**Task details:**
Repeat every line exactly, keeping the pictures out of the copy.
——————
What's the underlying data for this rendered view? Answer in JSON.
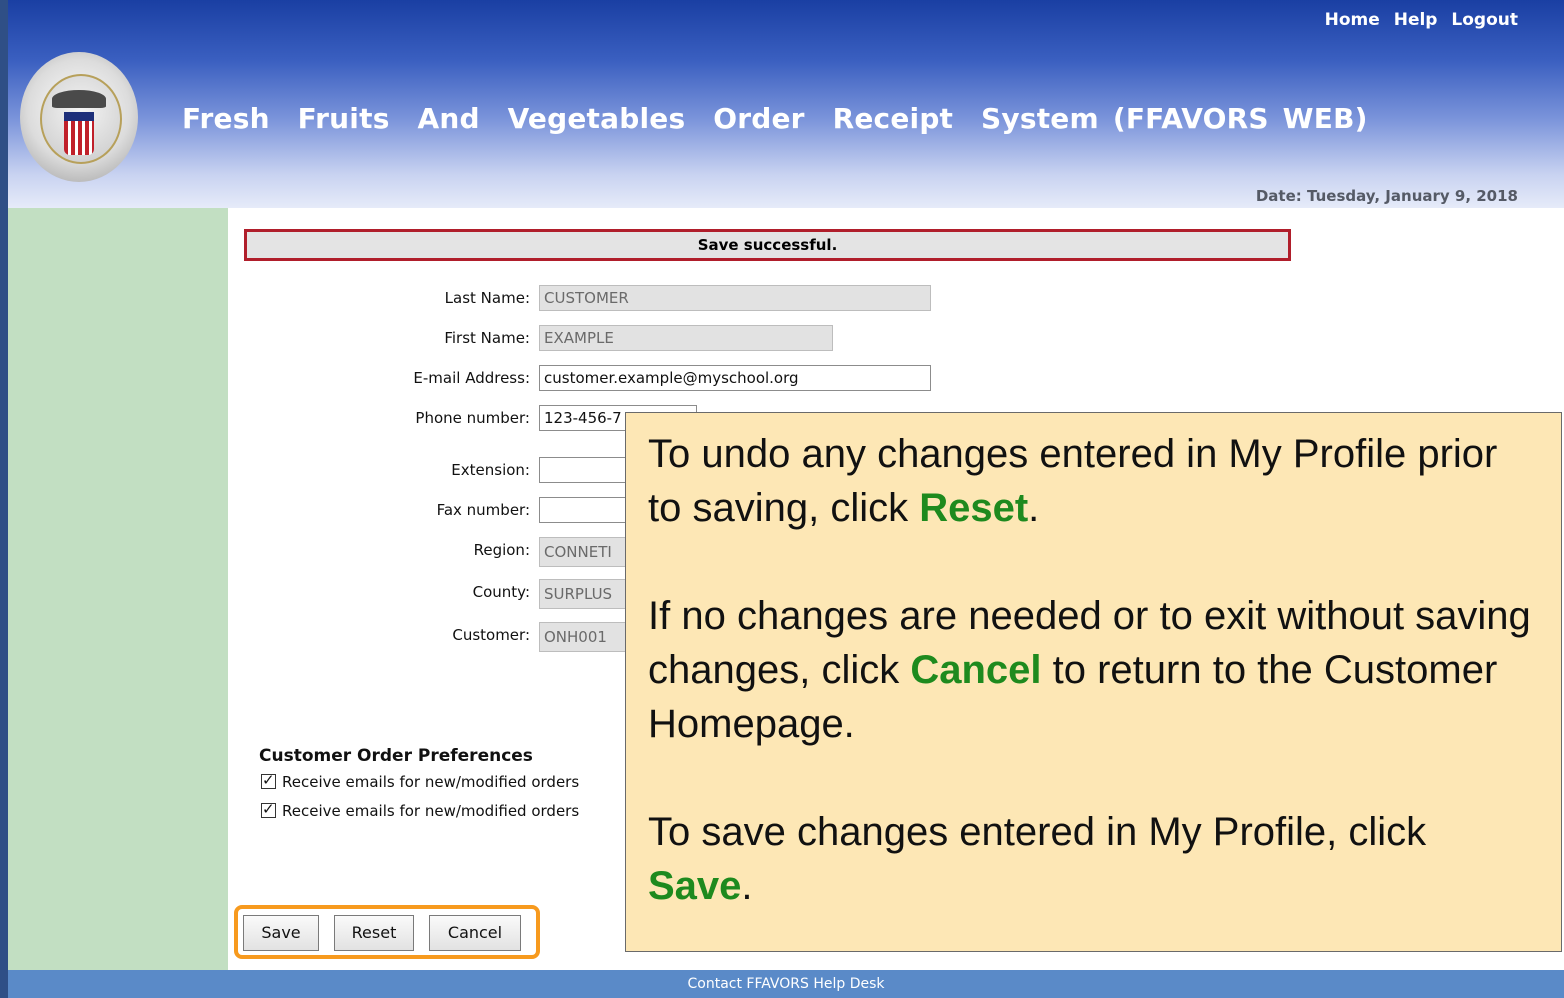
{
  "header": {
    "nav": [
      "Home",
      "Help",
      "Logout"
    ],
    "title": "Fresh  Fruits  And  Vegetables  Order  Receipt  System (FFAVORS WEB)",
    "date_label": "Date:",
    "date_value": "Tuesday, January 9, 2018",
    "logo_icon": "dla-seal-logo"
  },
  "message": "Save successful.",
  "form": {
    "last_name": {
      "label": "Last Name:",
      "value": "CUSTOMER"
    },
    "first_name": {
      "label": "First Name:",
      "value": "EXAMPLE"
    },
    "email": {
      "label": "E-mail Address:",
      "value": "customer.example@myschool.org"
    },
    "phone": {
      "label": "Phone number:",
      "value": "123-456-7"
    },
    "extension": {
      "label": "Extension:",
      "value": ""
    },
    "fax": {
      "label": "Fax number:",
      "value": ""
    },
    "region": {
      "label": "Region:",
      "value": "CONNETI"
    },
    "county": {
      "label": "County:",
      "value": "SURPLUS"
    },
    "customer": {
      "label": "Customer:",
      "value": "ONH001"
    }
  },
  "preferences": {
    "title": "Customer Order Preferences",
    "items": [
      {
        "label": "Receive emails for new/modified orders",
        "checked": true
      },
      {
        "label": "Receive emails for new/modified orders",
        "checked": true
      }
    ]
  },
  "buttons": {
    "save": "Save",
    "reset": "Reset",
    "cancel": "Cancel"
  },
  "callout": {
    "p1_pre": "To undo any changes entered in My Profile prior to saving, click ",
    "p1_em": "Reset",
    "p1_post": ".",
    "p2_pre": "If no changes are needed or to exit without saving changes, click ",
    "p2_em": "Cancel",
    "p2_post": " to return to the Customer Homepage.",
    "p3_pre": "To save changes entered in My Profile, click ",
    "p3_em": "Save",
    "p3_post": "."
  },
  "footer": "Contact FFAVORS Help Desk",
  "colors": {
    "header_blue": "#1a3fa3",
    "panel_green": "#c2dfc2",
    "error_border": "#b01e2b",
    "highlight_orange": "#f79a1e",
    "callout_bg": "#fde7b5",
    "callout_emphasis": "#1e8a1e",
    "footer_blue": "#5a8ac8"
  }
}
——————
**Solved problem:**
What's the underlying data for this rendered view? Answer in JSON.
{
  "header": {
    "nav": [
      "Home",
      "Help",
      "Logout"
    ],
    "title": "Fresh  Fruits  And  Vegetables  Order  Receipt  System (FFAVORS WEB)",
    "date_label": "Date:",
    "date_value": "Tuesday, January 9, 2018",
    "logo_icon": "dla-seal-logo"
  },
  "message": "Save successful.",
  "form": {
    "last_name": {
      "label": "Last Name:",
      "value": "CUSTOMER"
    },
    "first_name": {
      "label": "First Name:",
      "value": "EXAMPLE"
    },
    "email": {
      "label": "E-mail Address:",
      "value": "customer.example@myschool.org"
    },
    "phone": {
      "label": "Phone number:",
      "value": "123-456-7"
    },
    "extension": {
      "label": "Extension:",
      "value": ""
    },
    "fax": {
      "label": "Fax number:",
      "value": ""
    },
    "region": {
      "label": "Region:",
      "value": "CONNETI"
    },
    "county": {
      "label": "County:",
      "value": "SURPLUS"
    },
    "customer": {
      "label": "Customer:",
      "value": "ONH001"
    }
  },
  "preferences": {
    "title": "Customer Order Preferences",
    "items": [
      {
        "label": "Receive emails for new/modified orders",
        "checked": true
      },
      {
        "label": "Receive emails for new/modified orders",
        "checked": true
      }
    ]
  },
  "buttons": {
    "save": "Save",
    "reset": "Reset",
    "cancel": "Cancel"
  },
  "callout": {
    "p1_pre": "To undo any changes entered in My Profile prior to saving, click ",
    "p1_em": "Reset",
    "p1_post": ".",
    "p2_pre": "If no changes are needed or to exit without saving changes, click ",
    "p2_em": "Cancel",
    "p2_post": " to return to the Customer Homepage.",
    "p3_pre": "To save changes entered in My Profile, click ",
    "p3_em": "Save",
    "p3_post": "."
  },
  "footer": "Contact FFAVORS Help Desk",
  "colors": {
    "header_blue": "#1a3fa3",
    "panel_green": "#c2dfc2",
    "error_border": "#b01e2b",
    "highlight_orange": "#f79a1e",
    "callout_bg": "#fde7b5",
    "callout_emphasis": "#1e8a1e",
    "footer_blue": "#5a8ac8"
  }
}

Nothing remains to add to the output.